(Dataset items)
-=-=-
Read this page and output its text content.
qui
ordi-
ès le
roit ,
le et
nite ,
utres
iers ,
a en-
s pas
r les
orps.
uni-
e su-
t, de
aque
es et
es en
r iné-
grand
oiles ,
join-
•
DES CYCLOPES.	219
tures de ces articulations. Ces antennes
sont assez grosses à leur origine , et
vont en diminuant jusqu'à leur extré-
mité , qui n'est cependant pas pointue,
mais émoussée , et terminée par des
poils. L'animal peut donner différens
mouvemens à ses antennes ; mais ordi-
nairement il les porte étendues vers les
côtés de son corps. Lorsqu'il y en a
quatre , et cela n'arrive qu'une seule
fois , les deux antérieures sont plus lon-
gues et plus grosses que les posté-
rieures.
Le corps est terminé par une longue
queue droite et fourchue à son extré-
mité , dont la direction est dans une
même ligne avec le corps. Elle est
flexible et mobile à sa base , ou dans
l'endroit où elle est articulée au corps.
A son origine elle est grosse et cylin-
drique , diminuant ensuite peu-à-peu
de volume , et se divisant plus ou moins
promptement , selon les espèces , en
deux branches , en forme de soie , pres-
-=-=-
### Task
Restate the whole listing exactly, leaving out nothing.

### Written response
Read this page and output its text content.
qui
ordi-
ès le
roit ,
le et
nite ,
utres
iers ,
a en-
s pas
r les
orps.
uni-
e su-
t, de
aque
es et
es en
r iné-
grand
oiles ,
join-
•
DES CYCLOPES.	219
tures de ces articulations. Ces antennes
sont assez grosses à leur origine , et
vont en diminuant jusqu'à leur extré-
mité , qui n'est cependant pas pointue,
mais émoussée , et terminée par des
poils. L'animal peut donner différens
mouvemens à ses antennes ; mais ordi-
nairement il les porte étendues vers les
côtés de son corps. Lorsqu'il y en a
quatre , et cela n'arrive qu'une seule
fois , les deux antérieures sont plus lon-
gues et plus grosses que les posté-
rieures.
Le corps est terminé par une longue
queue droite et fourchue à son extré-
mité , dont la direction est dans une
même ligne avec le corps. Elle est
flexible et mobile à sa base , ou dans
l'endroit où elle est articulée au corps.
A son origine elle est grosse et cylin-
drique , diminuant ensuite peu-à-peu
de volume , et se divisant plus ou moins
promptement , selon les espèces , en
deux branches , en forme de soie , pres-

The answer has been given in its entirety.